EXCERPT TO READ>
Midlife crisis - August 16th, 2004 at 03:17 PM

well done Ross glad to hear it is finally running

Marc


ratty 63 - August 18th, 2004 at 12:43 PM

... is nothing easy?

Man, what did I do to deserve all these hasles!?

It should be easy, right? Just pick up an Alternator (new - just to be sure) from my parts supplier, change the fan and pully from my generator on to it, and fit it to the engine - nothing to it, right?

Wrong!:(

I picked up the alternator on Monday arvo., was told that the pully from the 38amp generators fits the alternator and I already have an Alternator stand on the engine so no need for other parts.

Collection entries:
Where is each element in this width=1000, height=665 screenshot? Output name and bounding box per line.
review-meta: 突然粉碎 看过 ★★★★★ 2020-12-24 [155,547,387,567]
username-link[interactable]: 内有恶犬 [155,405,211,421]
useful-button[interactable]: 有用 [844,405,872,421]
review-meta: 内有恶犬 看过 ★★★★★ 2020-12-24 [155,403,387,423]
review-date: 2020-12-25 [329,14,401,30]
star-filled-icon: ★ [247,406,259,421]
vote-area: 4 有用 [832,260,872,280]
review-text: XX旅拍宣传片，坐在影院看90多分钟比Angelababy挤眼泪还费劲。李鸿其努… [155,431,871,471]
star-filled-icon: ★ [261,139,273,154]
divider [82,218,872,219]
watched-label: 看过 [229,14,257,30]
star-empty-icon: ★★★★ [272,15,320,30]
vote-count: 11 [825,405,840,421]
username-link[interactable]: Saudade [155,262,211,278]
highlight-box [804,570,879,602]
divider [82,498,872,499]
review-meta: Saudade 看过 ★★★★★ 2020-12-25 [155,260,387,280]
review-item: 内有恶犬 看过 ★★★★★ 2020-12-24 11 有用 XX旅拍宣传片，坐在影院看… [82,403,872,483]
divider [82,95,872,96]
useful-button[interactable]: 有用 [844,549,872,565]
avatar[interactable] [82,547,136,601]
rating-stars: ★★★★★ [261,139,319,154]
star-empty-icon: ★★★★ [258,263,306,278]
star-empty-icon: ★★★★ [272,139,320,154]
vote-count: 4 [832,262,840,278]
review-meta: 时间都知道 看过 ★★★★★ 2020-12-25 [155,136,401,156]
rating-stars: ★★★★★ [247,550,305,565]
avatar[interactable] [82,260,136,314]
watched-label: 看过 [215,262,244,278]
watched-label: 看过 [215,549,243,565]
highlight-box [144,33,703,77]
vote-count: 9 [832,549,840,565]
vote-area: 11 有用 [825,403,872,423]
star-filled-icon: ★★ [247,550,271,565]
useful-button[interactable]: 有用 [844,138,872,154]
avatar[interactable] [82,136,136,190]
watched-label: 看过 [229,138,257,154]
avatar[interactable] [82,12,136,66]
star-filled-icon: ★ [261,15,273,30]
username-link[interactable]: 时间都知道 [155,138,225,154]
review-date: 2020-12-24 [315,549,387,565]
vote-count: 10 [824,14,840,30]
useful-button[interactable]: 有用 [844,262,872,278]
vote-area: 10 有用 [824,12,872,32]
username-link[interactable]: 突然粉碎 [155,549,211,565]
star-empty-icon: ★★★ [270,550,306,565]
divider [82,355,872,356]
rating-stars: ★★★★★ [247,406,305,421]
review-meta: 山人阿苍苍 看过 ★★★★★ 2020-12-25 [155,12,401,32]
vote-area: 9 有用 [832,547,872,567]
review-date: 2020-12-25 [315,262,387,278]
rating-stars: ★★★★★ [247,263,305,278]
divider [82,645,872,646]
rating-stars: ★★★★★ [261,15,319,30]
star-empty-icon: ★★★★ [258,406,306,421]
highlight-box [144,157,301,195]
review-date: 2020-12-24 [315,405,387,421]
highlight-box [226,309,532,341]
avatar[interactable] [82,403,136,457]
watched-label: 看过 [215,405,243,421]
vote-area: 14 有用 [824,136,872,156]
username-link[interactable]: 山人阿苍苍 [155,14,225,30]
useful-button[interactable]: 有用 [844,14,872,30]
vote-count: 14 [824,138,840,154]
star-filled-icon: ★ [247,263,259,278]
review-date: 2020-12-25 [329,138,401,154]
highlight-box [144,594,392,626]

PROBLEM A>
In the forum thread about fitting an alternator, what amperage were the generators whose pulley ratty 63 was told fits the alternator?
PROBLEM B>
From the forum thread about fitting an alternator, extract the passage starting at "Man, what did" and ending at "to it, right?".
PROBLEM C>
Continue the forum thread about fitting an alternator from where it stops.

TASK RESULT A>
38 amps.

TASK RESULT B>
Man, what did I do to deserve all these hasles!?

It should be easy, right? Just pick up an Alternator (new - just to be sure) from my parts supplier, change the fan and pully from my generator on to it, and fit it to the engine - nothing to it, right?

TASK RESULT C>
The Alternator is a Bosch AL82N, but I there is no other info regarding the Alt on the box or on the paperwork that comes with it, so I have a look on the 'net for details (amp rating mainly). Every second site has a different amp rating for this alternator! It's somewhere between 51 and 57 amps... can anyone clarify this for me? Whilst I am looking for the answer to the above question I find a discussion regarding a problem with the pully rubbing on the front housing of the alternator...hmmm

Tuesday morning, pull down the 38amp generator to get fan, fan backing plate, pully, and woodruf (sp?) keys from it to fit the Alt. Pull the fan off easy but the key is missing from it (so in theory, the fan was not fastened to the shaft, and was able to spin freely!). Attempt to get the back half of the pully off. Fight with it for around an hour(!) before it let go (rusted on) - at least this end still had the key. Pull down a second 38amp generator to get the second key from the fan end - no problems with this one.

Fit fan and backing plate to alternator - easy. Clean up pully and fit back half to the alt. As I was starting to expect (with my luck so far) - it rubs on the alternator case! Aaaarrrrrgg!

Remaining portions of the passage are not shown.